Goal -
In the material below, find every line with "turn" and pull it out.

Exercise materials -
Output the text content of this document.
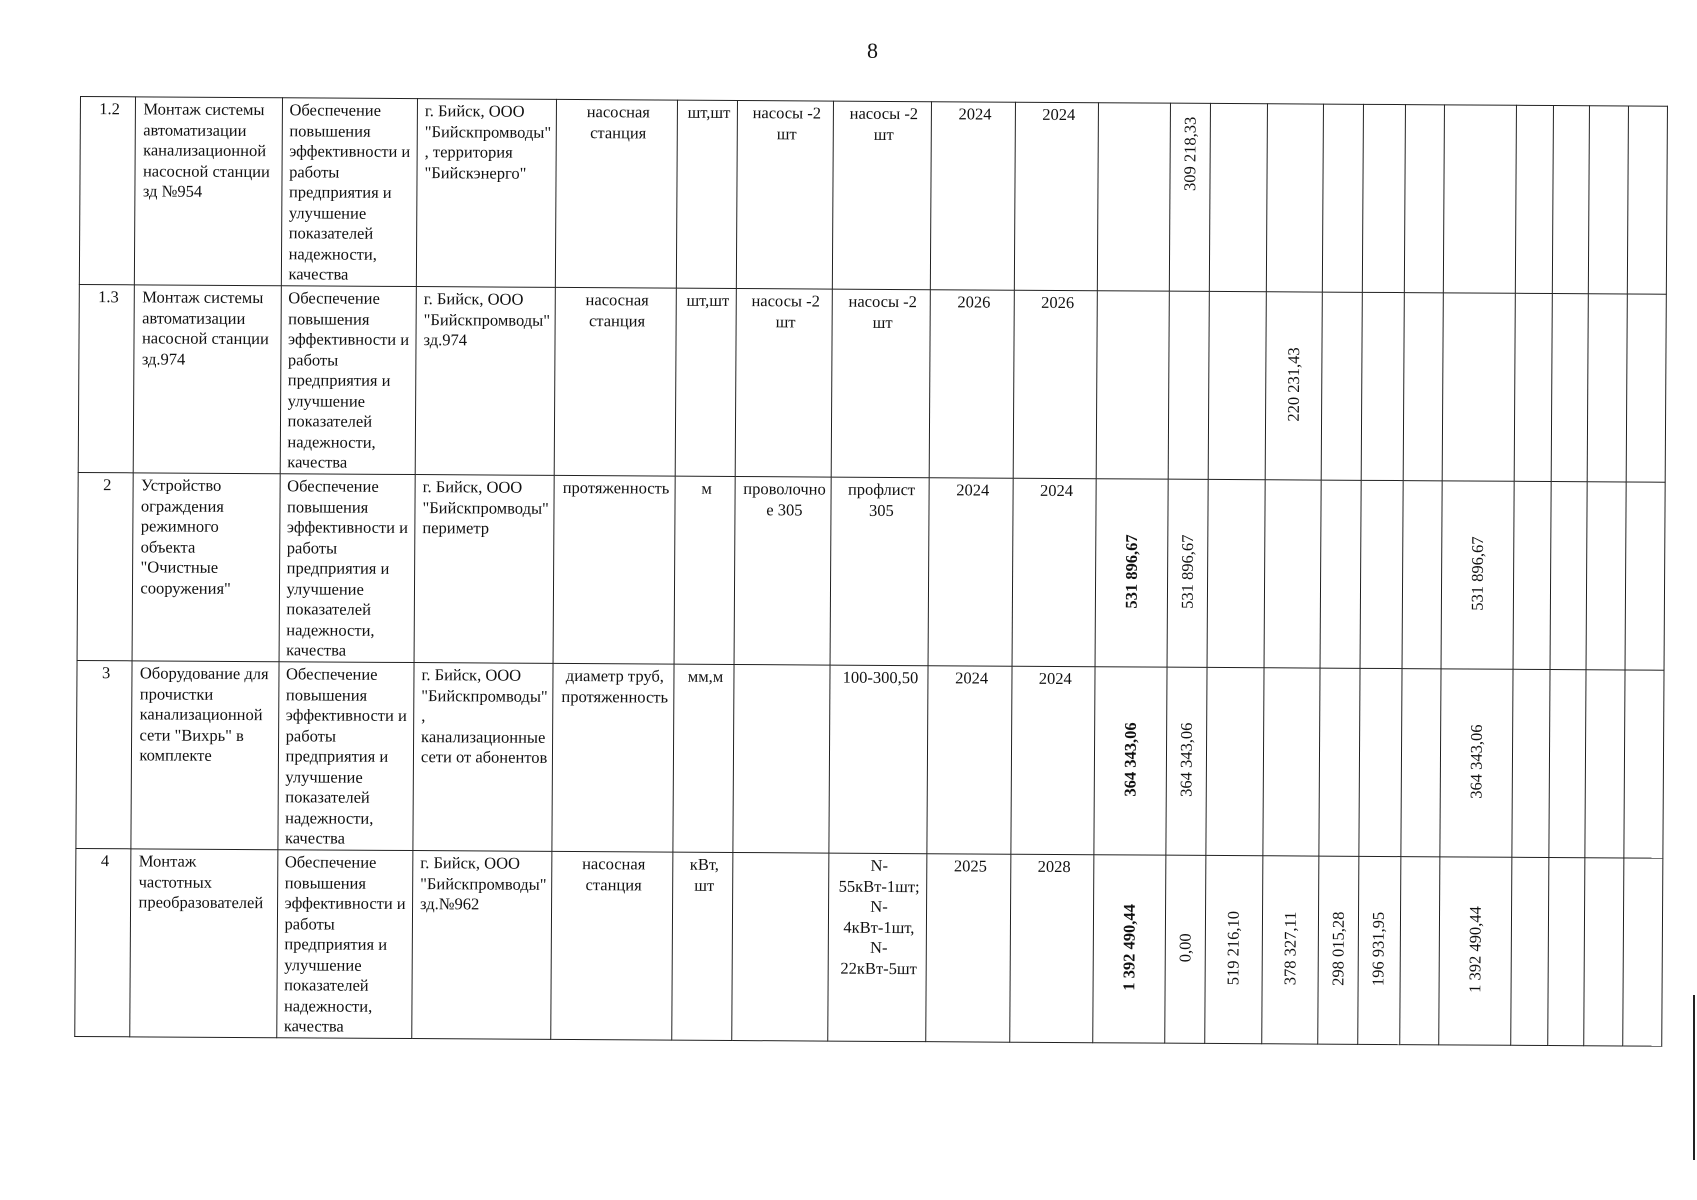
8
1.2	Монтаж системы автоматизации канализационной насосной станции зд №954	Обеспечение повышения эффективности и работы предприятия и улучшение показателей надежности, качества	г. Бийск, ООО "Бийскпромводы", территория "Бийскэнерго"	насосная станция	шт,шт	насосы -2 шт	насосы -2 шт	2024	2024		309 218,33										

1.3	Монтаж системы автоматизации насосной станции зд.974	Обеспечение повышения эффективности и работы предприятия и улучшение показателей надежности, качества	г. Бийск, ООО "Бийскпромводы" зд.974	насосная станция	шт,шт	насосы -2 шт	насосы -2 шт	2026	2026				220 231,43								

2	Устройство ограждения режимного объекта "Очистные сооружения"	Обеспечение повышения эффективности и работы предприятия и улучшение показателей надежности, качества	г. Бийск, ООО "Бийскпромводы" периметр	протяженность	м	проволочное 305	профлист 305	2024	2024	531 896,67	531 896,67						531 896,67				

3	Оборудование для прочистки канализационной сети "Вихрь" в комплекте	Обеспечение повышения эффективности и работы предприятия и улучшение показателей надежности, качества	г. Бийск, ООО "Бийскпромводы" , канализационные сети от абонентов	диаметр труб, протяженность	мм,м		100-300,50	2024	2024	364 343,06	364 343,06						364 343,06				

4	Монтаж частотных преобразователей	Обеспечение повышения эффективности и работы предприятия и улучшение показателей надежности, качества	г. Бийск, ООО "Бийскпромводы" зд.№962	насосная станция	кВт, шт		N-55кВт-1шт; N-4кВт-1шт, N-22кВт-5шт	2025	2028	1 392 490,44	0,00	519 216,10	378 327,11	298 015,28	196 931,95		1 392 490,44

==

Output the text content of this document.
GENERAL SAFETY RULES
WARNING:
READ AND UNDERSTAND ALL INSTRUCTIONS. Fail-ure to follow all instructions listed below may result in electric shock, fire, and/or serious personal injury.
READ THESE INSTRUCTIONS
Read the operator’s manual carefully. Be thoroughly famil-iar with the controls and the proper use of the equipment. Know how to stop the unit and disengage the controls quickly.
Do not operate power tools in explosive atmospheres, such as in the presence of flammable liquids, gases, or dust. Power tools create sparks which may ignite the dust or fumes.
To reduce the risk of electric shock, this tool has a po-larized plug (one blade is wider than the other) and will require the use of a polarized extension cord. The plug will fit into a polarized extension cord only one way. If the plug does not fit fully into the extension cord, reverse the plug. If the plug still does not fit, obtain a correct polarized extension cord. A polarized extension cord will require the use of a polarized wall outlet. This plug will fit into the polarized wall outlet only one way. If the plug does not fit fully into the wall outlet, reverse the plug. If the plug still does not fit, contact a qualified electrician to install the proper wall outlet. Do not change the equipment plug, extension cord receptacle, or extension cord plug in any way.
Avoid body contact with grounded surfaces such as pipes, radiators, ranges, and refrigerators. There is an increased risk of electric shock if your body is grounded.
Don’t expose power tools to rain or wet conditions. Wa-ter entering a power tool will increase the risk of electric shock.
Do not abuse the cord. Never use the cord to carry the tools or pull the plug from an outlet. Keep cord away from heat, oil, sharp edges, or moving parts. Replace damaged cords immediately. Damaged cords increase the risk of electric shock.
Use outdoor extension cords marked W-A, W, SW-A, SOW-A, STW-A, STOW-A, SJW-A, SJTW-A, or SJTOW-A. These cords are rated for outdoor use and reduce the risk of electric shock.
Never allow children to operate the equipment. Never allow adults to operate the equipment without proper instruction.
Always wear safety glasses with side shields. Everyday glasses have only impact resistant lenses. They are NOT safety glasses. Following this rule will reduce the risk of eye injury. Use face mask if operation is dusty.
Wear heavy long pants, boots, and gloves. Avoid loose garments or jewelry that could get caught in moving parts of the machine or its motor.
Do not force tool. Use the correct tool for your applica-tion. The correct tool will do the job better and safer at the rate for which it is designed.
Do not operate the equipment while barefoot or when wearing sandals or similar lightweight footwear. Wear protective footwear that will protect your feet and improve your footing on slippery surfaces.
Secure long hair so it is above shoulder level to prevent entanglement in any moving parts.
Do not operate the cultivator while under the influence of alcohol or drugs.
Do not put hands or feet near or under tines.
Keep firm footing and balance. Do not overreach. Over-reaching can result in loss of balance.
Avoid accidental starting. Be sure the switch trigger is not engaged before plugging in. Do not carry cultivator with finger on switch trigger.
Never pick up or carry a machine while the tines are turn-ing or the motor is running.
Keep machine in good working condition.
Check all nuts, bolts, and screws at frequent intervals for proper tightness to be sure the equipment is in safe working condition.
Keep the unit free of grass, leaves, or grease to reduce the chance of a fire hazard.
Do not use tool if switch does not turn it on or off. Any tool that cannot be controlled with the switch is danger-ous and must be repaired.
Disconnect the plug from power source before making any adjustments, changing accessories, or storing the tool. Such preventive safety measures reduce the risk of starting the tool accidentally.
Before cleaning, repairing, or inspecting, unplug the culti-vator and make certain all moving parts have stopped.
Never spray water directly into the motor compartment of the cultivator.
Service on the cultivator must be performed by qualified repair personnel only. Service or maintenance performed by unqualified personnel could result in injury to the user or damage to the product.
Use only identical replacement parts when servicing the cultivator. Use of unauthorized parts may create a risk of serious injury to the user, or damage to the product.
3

Solution to this task -
Never pick up or carry a machine while the tines are turn-ing or the motor is running.
Do not use tool if switch does not turn it on or off. Any tool that cannot be controlled with the switch is danger-ous and must be repaired.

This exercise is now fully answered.